> **Short exercise**
Provide only the number of lines where "this" occurs.

> **Collection entries**
"""

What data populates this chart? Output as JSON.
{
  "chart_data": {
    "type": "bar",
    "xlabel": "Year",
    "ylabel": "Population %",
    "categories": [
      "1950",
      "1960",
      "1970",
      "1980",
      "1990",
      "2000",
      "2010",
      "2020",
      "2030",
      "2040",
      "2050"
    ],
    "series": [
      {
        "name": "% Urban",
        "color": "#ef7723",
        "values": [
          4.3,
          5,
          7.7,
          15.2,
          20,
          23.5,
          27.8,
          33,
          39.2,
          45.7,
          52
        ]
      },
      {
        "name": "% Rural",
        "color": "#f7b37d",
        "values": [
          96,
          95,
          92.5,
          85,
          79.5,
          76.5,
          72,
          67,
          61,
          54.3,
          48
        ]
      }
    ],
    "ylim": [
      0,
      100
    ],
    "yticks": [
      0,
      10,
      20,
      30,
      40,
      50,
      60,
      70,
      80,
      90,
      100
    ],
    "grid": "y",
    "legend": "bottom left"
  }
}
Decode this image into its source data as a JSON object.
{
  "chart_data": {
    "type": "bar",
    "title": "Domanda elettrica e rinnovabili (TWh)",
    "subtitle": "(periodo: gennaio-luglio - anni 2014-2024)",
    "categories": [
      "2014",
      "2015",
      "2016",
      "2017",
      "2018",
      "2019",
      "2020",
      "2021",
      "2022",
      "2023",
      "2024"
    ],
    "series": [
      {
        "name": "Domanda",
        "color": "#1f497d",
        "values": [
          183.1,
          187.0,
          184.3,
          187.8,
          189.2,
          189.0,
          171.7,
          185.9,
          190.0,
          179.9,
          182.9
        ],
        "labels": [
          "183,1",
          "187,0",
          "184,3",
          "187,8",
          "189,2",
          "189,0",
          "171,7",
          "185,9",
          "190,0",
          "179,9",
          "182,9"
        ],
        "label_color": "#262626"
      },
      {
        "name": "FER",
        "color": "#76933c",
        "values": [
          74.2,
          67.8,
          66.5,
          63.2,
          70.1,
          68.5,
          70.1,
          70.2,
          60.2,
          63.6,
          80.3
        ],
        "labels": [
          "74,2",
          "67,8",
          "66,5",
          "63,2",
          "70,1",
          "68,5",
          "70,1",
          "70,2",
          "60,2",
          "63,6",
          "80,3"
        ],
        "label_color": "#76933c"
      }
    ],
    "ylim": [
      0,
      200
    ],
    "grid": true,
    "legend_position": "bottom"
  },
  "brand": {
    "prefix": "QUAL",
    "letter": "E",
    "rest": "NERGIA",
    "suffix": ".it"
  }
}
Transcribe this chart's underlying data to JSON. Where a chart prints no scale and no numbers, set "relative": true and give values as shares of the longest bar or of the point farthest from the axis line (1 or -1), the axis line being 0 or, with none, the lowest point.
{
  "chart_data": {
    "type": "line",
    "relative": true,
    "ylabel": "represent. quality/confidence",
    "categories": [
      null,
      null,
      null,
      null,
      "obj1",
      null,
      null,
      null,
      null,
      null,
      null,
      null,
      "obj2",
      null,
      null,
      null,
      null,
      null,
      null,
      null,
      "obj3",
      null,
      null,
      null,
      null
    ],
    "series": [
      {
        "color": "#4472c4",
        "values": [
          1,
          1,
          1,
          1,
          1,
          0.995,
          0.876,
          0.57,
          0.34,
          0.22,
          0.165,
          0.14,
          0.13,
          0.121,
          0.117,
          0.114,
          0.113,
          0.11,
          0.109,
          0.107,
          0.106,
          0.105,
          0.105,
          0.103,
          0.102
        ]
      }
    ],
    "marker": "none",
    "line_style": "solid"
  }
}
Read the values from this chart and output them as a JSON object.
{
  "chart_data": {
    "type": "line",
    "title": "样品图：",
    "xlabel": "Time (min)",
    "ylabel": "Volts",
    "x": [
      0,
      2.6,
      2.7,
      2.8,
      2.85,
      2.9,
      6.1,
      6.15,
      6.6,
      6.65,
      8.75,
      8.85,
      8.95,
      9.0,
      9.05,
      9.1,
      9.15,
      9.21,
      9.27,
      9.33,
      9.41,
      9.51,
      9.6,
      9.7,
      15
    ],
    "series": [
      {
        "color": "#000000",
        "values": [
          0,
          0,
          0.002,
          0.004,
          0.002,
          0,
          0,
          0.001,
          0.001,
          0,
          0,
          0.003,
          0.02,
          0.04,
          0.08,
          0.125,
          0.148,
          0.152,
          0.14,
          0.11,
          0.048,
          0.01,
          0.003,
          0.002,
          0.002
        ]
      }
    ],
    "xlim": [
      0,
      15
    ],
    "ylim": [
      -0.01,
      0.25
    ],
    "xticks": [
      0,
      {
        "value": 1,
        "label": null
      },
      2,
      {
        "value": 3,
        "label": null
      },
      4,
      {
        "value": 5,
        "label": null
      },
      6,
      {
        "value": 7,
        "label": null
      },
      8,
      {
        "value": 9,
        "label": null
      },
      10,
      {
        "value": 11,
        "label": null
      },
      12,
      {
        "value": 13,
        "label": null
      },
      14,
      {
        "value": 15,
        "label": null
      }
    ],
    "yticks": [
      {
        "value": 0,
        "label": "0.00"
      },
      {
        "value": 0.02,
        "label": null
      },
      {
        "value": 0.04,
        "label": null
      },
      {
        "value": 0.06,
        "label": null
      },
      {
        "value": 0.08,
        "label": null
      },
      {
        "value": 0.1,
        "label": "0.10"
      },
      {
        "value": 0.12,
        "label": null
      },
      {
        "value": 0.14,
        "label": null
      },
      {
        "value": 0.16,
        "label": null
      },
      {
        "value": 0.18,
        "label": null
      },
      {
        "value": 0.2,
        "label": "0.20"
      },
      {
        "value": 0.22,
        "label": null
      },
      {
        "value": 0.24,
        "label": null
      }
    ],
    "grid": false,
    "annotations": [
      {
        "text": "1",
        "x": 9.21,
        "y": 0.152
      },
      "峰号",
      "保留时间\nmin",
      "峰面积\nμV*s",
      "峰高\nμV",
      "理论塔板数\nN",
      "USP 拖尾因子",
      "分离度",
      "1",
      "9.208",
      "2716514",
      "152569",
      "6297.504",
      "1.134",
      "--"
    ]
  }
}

"""

> **Expected output**
4